_WRITTEN EXERCISE_. Please transcribe the data that follows without the pictures, keeping every word the same.

_DATA LISTING_.
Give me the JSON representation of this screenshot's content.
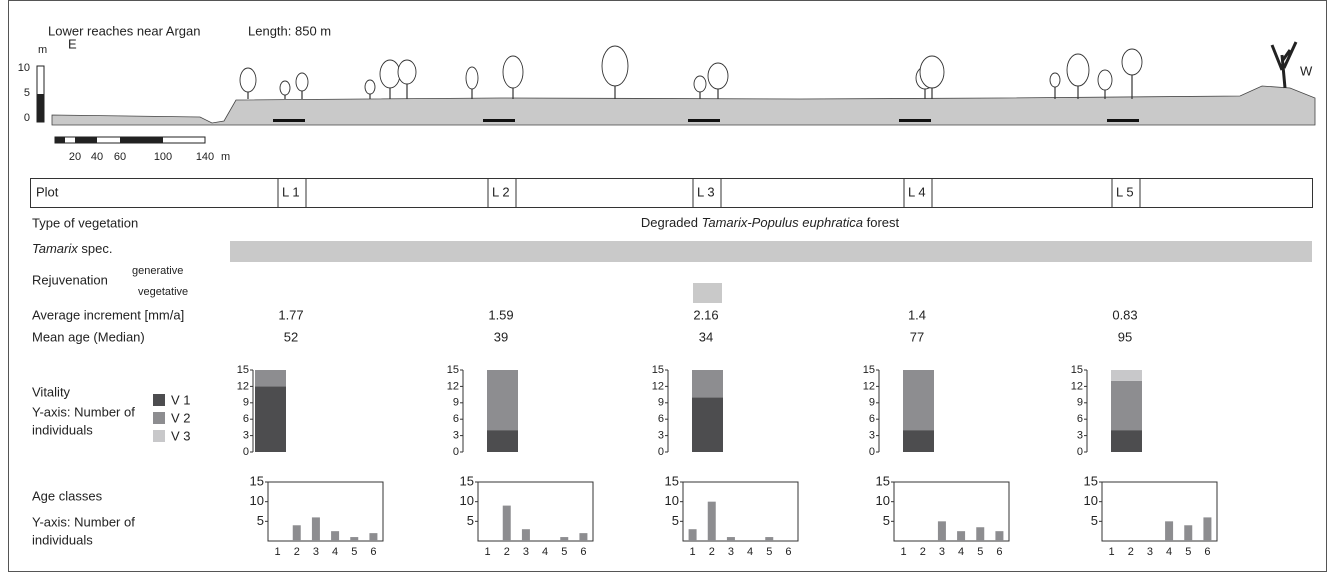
{
  "header": {
    "title": "Lower reaches near Argan",
    "length": "Length: 850 m"
  },
  "profile": {
    "unit": "m",
    "yticks": [
      "10",
      "5",
      "0"
    ],
    "east": "E",
    "west": "W",
    "scale": [
      "20",
      "40",
      "60",
      "100",
      "140"
    ],
    "scale_unit": "m"
  },
  "plots": {
    "label": "Plot",
    "names": [
      "L 1",
      "L 2",
      "L 3",
      "L 4",
      "L 5"
    ]
  },
  "vegetation": {
    "label": "Type of vegetation",
    "value": [
      "Degraded ",
      "Tamarix-Populus euphratica",
      " forest"
    ]
  },
  "tamarix": {
    "label": [
      "Tamarix",
      " spec."
    ]
  },
  "rejuvenation": {
    "label": "Rejuvenation",
    "generative": "generative",
    "vegetative": "vegetative"
  },
  "increment": {
    "label": "Average increment [mm/a]",
    "values": [
      1.77,
      1.59,
      2.16,
      1.4,
      0.83
    ]
  },
  "mean_age": {
    "label": "Mean age (Median)",
    "values": [
      52,
      39,
      34,
      77,
      95
    ]
  },
  "vitality": {
    "label": "Vitality",
    "axis_label": [
      "Y-axis: Number of",
      "individuals"
    ],
    "ylim": [
      0,
      15
    ],
    "yticks": [
      0,
      3,
      6,
      9,
      12,
      15
    ],
    "series": [
      {
        "name": "V 1",
        "color": "#4d4d4f",
        "values": [
          12,
          4,
          10,
          4,
          4
        ]
      },
      {
        "name": "V 2",
        "color": "#8d8d90",
        "values": [
          3,
          11,
          5,
          11,
          9
        ]
      },
      {
        "name": "V 3",
        "color": "#c8c8ca",
        "values": [
          0,
          0,
          0,
          0,
          2
        ]
      }
    ]
  },
  "age_classes": {
    "label": "Age classes",
    "axis_label": [
      "Y-axis: Number of",
      "individuals"
    ],
    "categories": [
      1,
      2,
      3,
      4,
      5,
      6
    ],
    "ylim": [
      0,
      15
    ],
    "yticks": [
      5,
      10,
      15
    ],
    "color": "#8d8d90",
    "plots": [
      [
        0,
        4,
        6,
        2.5,
        1,
        2
      ],
      [
        0,
        9,
        3,
        0,
        1,
        2
      ],
      [
        3,
        10,
        1,
        0,
        1,
        0
      ],
      [
        0,
        0,
        5,
        2.5,
        3.5,
        2.5
      ],
      [
        0,
        0,
        0,
        5,
        4,
        6
      ]
    ]
  }
}
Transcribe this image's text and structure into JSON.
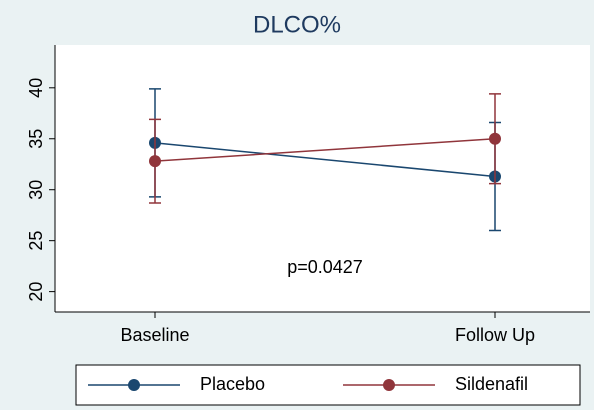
{
  "chart_data": {
    "type": "line",
    "title": "DLCO%",
    "annotation": "p=0.0427",
    "categories": [
      "Baseline",
      "Follow Up"
    ],
    "series": [
      {
        "name": "Placebo",
        "color": "#1a476f",
        "values": [
          34.6,
          31.3
        ],
        "errors": [
          5.3,
          5.3
        ]
      },
      {
        "name": "Sildenafil",
        "color": "#90353b",
        "values": [
          32.8,
          35.0
        ],
        "errors": [
          4.1,
          4.4
        ]
      }
    ],
    "ylim": [
      18,
      44.2
    ],
    "yticks": [
      20,
      25,
      30,
      35,
      40
    ],
    "legend": "bottom"
  }
}
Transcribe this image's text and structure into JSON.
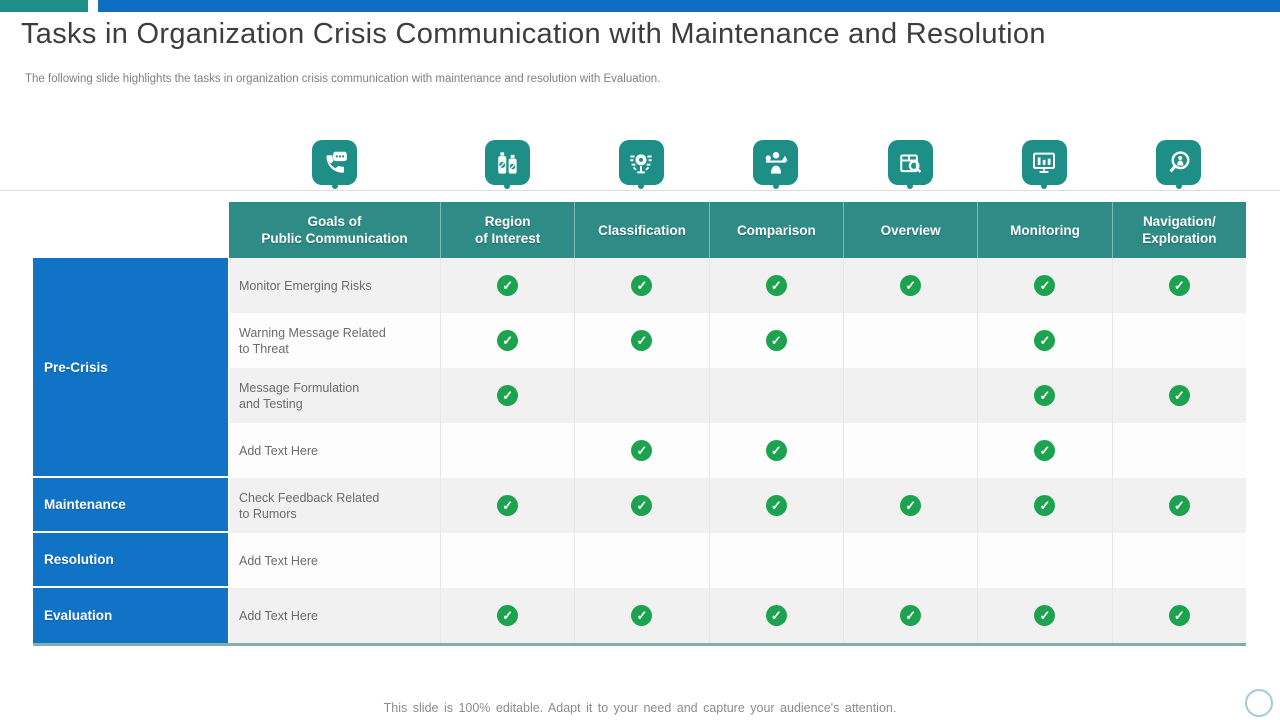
{
  "header": {
    "title": "Tasks in Organization Crisis Communication with Maintenance and Resolution",
    "subtitle": "The following slide highlights the tasks in organization crisis communication with maintenance and resolution with Evaluation."
  },
  "colors": {
    "teal": "#1E8F87",
    "blue": "#0D6EC2",
    "header_teal": "#2E8B85",
    "group_blue": "#1173C6",
    "green": "#1DA24F"
  },
  "check_glyph": "✓",
  "table": {
    "columns": [
      {
        "id": "goals",
        "label": "Goals of\nPublic Communication",
        "icon": "phone-message-icon"
      },
      {
        "id": "region",
        "label": "Region\nof Interest",
        "icon": "bottles-badge-icon"
      },
      {
        "id": "classification",
        "label": "Classification",
        "icon": "gear-network-icon"
      },
      {
        "id": "comparison",
        "label": "Comparison",
        "icon": "person-balance-icon"
      },
      {
        "id": "overview",
        "label": "Overview",
        "icon": "package-magnifier-icon"
      },
      {
        "id": "monitoring",
        "label": "Monitoring",
        "icon": "monitor-chart-icon"
      },
      {
        "id": "navigation",
        "label": "Navigation/\nExploration",
        "icon": "magnifier-person-icon"
      }
    ],
    "groups": [
      {
        "label": "Pre-Crisis",
        "row_span": 4
      },
      {
        "label": "Maintenance",
        "row_span": 1
      },
      {
        "label": "Resolution",
        "row_span": 1
      },
      {
        "label": "Evaluation",
        "row_span": 1
      }
    ],
    "rows": [
      {
        "task": "Monitor Emerging Risks",
        "checks": [
          true,
          true,
          true,
          true,
          true,
          true
        ]
      },
      {
        "task": "Warning Message Related\nto Threat",
        "checks": [
          true,
          true,
          true,
          false,
          true,
          false
        ]
      },
      {
        "task": "Message Formulation\nand Testing",
        "checks": [
          true,
          false,
          false,
          false,
          true,
          true
        ]
      },
      {
        "task": "Add Text Here",
        "checks": [
          false,
          true,
          true,
          false,
          true,
          false
        ]
      },
      {
        "task": "Check Feedback Related\nto Rumors",
        "checks": [
          true,
          true,
          true,
          true,
          true,
          true
        ]
      },
      {
        "task": "Add Text Here",
        "checks": [
          false,
          false,
          false,
          false,
          false,
          false
        ]
      },
      {
        "task": "Add Text Here",
        "checks": [
          true,
          true,
          true,
          true,
          true,
          true
        ]
      }
    ]
  },
  "footer": {
    "note": "This slide is 100% editable. Adapt it to your need and capture your audience's attention."
  }
}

_OUTPUT BELOW_.
Give me the JSON representation of this screenshot's content.
{
  "header": {
    "title": "Lower reaches near Argan",
    "length": "Length: 850 m"
  },
  "profile": {
    "unit": "m",
    "yticks": [
      "10",
      "5",
      "0"
    ],
    "east": "E",
    "west": "W",
    "scale": [
      "20",
      "40",
      "60",
      "100",
      "140"
    ],
    "scale_unit": "m"
  },
  "plots": {
    "label": "Plot",
    "names": [
      "L 1",
      "L 2",
      "L 3",
      "L 4",
      "L 5"
    ]
  },
  "vegetation": {
    "label": "Type of vegetation",
    "value": [
      "Degraded ",
      "Tamarix-Populus euphratica",
      " forest"
    ]
  },
  "tamarix": {
    "label": [
      "Tamarix",
      " spec."
    ]
  },
  "rejuvenation": {
    "label": "Rejuvenation",
    "generative": "generative",
    "vegetative": "vegetative"
  },
  "increment": {
    "label": "Average increment [mm/a]",
    "values": [
      1.77,
      1.59,
      2.16,
      1.4,
      0.83
    ]
  },
  "mean_age": {
    "label": "Mean age (Median)",
    "values": [
      52,
      39,
      34,
      77,
      95
    ]
  },
  "vitality": {
    "label": "Vitality",
    "axis_label": [
      "Y-axis: Number of",
      "individuals"
    ],
    "ylim": [
      0,
      15
    ],
    "yticks": [
      0,
      3,
      6,
      9,
      12,
      15
    ],
    "series": [
      {
        "name": "V 1",
        "color": "#4d4d4f",
        "values": [
          12,
          4,
          10,
          4,
          4
        ]
      },
      {
        "name": "V 2",
        "color": "#8d8d90",
        "values": [
          3,
          11,
          5,
          11,
          9
        ]
      },
      {
        "name": "V 3",
        "color": "#c8c8ca",
        "values": [
          0,
          0,
          0,
          0,
          2
        ]
      }
    ]
  },
  "age_classes": {
    "label": "Age classes",
    "axis_label": [
      "Y-axis: Number of",
      "individuals"
    ],
    "categories": [
      1,
      2,
      3,
      4,
      5,
      6
    ],
    "ylim": [
      0,
      15
    ],
    "yticks": [
      5,
      10,
      15
    ],
    "color": "#8d8d90",
    "plots": [
      [
        0,
        4,
        6,
        2.5,
        1,
        2
      ],
      [
        0,
        9,
        3,
        0,
        1,
        2
      ],
      [
        3,
        10,
        1,
        0,
        1,
        0
      ],
      [
        0,
        0,
        5,
        2.5,
        3.5,
        2.5
      ],
      [
        0,
        0,
        0,
        5,
        4,
        6
      ]
    ]
  }
}
Transcribe this image's text and structure into JSON.
{
  "chart_data": {
    "type": "line",
    "title": "DLCO%",
    "annotation": "p=0.0427",
    "categories": [
      "Baseline",
      "Follow Up"
    ],
    "series": [
      {
        "name": "Placebo",
        "color": "#1a476f",
        "values": [
          34.6,
          31.3
        ],
        "errors": [
          5.3,
          5.3
        ]
      },
      {
        "name": "Sildenafil",
        "color": "#90353b",
        "values": [
          32.8,
          35.0
        ],
        "errors": [
          4.1,
          4.4
        ]
      }
    ],
    "ylim": [
      18,
      44.2
    ],
    "yticks": [
      20,
      25,
      30,
      35,
      40
    ],
    "legend": "bottom"
  }
}
Transcribe this image's text and structure into JSON.
{
  "header": {
    "title": "Tasks in Organization Crisis Communication with Maintenance and Resolution",
    "subtitle": "The following slide highlights the tasks in organization crisis communication with maintenance and resolution with Evaluation."
  },
  "colors": {
    "teal": "#1E8F87",
    "blue": "#0D6EC2",
    "header_teal": "#2E8B85",
    "group_blue": "#1173C6",
    "green": "#1DA24F"
  },
  "check_glyph": "✓",
  "table": {
    "columns": [
      {
        "id": "goals",
        "label": "Goals of\nPublic Communication",
        "icon": "phone-message-icon"
      },
      {
        "id": "region",
        "label": "Region\nof Interest",
        "icon": "bottles-badge-icon"
      },
      {
        "id": "classification",
        "label": "Classification",
        "icon": "gear-network-icon"
      },
      {
        "id": "comparison",
        "label": "Comparison",
        "icon": "person-balance-icon"
      },
      {
        "id": "overview",
        "label": "Overview",
        "icon": "package-magnifier-icon"
      },
      {
        "id": "monitoring",
        "label": "Monitoring",
        "icon": "monitor-chart-icon"
      },
      {
        "id": "navigation",
        "label": "Navigation/\nExploration",
        "icon": "magnifier-person-icon"
      }
    ],
    "groups": [
      {
        "label": "Pre-Crisis",
        "row_span": 4
      },
      {
        "label": "Maintenance",
        "row_span": 1
      },
      {
        "label": "Resolution",
        "row_span": 1
      },
      {
        "label": "Evaluation",
        "row_span": 1
      }
    ],
    "rows": [
      {
        "task": "Monitor Emerging Risks",
        "checks": [
          true,
          true,
          true,
          true,
          true,
          true
        ]
      },
      {
        "task": "Warning Message Related\nto Threat",
        "checks": [
          true,
          true,
          true,
          false,
          true,
          false
        ]
      },
      {
        "task": "Message Formulation\nand Testing",
        "checks": [
          true,
          false,
          false,
          false,
          true,
          true
        ]
      },
      {
        "task": "Add Text Here",
        "checks": [
          false,
          true,
          true,
          false,
          true,
          false
        ]
      },
      {
        "task": "Check Feedback Related\nto Rumors",
        "checks": [
          true,
          true,
          true,
          true,
          true,
          true
        ]
      },
      {
        "task": "Add Text Here",
        "checks": [
          false,
          false,
          false,
          false,
          false,
          false
        ]
      },
      {
        "task": "Add Text Here",
        "checks": [
          true,
          true,
          true,
          true,
          true,
          true
        ]
      }
    ]
  },
  "footer": {
    "note": "This slide is 100% editable. Adapt it to your need and capture your audience's attention."
  }
}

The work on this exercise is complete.